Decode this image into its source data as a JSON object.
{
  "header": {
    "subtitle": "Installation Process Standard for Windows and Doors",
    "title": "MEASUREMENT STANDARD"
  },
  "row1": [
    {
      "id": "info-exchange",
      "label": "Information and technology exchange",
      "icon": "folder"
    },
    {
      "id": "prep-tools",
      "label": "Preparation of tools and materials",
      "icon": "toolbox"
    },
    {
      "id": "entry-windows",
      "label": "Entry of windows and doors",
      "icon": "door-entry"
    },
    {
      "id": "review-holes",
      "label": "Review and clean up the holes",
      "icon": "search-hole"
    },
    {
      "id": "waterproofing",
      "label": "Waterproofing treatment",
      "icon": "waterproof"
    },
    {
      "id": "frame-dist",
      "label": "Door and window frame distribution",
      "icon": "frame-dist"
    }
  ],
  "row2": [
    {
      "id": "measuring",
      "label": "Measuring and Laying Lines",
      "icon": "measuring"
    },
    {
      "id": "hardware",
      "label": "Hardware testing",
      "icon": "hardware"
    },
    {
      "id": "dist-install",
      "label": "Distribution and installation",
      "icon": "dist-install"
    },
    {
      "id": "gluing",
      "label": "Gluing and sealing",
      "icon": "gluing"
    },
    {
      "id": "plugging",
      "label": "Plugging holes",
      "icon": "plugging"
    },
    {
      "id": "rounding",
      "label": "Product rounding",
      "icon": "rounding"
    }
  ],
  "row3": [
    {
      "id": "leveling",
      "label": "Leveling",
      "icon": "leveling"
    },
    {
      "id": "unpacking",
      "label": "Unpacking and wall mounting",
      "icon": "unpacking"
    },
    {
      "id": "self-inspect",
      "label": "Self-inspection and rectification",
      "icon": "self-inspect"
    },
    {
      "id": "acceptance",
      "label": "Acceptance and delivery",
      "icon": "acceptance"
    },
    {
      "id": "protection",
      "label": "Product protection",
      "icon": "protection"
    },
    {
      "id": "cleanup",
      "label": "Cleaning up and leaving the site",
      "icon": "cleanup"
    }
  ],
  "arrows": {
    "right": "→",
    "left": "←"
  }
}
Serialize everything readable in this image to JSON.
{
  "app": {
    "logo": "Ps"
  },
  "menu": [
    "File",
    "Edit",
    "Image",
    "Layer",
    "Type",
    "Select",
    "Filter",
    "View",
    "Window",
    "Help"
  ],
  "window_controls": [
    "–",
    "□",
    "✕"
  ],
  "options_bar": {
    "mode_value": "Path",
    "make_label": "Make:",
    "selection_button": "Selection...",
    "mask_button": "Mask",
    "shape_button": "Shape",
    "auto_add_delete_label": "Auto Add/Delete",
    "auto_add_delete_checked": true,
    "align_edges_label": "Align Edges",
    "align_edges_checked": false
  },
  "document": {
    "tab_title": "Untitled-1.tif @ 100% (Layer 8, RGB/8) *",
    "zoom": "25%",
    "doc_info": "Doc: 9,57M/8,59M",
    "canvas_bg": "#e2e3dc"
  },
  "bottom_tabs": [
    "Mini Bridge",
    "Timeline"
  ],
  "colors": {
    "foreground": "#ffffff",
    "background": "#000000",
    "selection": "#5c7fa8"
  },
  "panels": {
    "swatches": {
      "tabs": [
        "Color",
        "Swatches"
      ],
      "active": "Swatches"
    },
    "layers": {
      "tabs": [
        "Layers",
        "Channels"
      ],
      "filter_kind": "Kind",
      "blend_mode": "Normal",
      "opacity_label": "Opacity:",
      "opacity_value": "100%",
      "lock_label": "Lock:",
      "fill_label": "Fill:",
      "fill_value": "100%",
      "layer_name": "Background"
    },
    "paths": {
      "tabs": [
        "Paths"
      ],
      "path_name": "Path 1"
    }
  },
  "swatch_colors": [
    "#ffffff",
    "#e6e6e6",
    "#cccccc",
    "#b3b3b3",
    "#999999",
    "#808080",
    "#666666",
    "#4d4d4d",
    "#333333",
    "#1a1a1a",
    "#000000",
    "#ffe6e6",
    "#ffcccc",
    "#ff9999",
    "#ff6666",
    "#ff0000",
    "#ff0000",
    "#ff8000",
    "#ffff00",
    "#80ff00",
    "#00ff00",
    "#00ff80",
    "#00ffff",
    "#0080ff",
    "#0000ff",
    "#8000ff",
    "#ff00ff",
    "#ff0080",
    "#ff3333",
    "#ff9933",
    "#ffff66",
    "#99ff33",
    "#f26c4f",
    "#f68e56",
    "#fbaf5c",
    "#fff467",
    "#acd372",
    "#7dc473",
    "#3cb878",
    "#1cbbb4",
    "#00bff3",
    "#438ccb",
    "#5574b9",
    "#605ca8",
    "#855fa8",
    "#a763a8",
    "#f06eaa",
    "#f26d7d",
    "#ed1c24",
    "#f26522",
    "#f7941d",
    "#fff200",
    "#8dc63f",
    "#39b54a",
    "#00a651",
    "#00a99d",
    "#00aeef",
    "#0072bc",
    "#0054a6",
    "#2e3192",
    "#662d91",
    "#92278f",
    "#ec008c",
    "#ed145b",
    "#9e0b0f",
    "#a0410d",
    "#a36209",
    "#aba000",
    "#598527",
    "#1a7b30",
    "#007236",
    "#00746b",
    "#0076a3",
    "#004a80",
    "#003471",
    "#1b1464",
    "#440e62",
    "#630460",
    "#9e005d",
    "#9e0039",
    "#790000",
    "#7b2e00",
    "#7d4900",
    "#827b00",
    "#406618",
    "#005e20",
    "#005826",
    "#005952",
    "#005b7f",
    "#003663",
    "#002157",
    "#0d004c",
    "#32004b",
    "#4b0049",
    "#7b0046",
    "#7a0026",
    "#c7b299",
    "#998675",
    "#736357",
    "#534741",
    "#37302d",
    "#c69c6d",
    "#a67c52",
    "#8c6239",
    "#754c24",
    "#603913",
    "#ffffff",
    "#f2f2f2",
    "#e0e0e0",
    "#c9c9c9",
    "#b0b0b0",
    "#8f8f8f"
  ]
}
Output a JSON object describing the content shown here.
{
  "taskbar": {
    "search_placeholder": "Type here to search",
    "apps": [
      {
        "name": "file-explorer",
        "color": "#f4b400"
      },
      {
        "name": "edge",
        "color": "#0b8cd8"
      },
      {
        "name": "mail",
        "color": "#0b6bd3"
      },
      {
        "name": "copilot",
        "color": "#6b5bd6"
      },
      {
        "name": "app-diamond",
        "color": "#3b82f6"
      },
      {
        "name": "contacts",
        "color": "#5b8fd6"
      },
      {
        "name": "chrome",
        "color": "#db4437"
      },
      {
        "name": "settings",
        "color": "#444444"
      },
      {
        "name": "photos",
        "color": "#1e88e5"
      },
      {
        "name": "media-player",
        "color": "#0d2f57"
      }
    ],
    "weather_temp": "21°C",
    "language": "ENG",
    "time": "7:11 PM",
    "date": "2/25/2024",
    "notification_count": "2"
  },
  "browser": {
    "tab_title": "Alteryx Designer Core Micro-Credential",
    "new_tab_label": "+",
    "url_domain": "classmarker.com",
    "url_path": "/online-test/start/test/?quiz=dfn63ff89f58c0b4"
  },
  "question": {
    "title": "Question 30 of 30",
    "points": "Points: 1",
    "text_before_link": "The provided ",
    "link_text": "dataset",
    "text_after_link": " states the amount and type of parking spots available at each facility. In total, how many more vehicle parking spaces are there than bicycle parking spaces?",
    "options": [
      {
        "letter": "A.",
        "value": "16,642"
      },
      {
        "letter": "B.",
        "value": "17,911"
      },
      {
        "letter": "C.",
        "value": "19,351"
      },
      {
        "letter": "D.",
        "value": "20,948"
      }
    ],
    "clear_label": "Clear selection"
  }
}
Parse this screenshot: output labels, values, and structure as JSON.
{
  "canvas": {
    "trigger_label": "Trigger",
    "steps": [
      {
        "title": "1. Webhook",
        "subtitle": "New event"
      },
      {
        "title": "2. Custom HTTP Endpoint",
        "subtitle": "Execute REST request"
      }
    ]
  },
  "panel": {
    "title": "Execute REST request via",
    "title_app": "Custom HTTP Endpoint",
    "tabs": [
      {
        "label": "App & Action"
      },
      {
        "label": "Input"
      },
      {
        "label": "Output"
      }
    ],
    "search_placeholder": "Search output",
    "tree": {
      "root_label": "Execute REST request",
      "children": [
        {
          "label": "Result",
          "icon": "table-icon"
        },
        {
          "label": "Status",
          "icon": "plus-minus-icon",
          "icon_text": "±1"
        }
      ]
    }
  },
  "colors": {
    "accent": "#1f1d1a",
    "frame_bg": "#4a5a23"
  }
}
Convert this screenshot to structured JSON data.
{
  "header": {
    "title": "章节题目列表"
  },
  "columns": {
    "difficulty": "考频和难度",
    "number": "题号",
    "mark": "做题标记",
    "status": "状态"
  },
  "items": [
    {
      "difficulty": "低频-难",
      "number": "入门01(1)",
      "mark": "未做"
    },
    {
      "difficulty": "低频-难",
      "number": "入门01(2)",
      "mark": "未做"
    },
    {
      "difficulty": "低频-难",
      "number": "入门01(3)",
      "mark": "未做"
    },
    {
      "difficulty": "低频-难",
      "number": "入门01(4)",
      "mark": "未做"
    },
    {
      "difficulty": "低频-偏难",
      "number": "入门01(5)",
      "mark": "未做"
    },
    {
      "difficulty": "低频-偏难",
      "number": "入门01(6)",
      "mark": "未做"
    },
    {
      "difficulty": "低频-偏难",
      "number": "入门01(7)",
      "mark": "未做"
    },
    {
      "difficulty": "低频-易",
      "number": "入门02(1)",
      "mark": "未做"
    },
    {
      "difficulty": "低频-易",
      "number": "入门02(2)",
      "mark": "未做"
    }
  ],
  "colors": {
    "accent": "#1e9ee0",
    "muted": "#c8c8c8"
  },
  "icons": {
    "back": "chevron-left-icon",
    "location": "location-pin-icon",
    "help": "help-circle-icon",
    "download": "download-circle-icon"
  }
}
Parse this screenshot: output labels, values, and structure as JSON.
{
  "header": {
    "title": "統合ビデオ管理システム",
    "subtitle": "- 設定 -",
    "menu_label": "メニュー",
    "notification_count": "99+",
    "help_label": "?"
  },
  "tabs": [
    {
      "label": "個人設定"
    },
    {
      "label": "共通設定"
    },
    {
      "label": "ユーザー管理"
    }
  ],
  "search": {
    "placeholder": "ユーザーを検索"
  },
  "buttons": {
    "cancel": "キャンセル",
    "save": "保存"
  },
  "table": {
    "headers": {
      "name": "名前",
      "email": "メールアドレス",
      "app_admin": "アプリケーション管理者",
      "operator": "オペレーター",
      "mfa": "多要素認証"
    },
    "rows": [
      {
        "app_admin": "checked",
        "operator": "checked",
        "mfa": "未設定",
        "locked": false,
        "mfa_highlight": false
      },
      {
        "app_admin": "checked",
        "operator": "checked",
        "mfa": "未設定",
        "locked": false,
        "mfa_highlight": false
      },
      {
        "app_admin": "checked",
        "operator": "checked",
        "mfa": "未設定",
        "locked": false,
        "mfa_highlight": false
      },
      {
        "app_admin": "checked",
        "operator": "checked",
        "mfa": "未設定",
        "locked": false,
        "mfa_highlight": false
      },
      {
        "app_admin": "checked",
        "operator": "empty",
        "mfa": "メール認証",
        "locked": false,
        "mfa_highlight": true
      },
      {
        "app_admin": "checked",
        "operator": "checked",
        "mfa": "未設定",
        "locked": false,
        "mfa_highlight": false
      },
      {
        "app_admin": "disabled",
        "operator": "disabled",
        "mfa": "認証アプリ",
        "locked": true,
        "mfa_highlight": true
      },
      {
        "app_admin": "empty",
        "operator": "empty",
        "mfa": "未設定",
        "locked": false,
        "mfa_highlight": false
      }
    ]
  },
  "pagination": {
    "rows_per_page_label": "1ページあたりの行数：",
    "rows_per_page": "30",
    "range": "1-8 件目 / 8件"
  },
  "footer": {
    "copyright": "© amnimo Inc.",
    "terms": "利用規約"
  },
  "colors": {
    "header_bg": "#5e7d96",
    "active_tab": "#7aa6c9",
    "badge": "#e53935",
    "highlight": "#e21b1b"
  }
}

----

WHAT THIS TASK INVOLVES:
Wherever the string "REST" appears in the entries above, list that line.

ANSWER TO THE TASK:
        "subtitle": "Execute REST request"
    "title": "Execute REST request via",
      "root_label": "Execute REST request",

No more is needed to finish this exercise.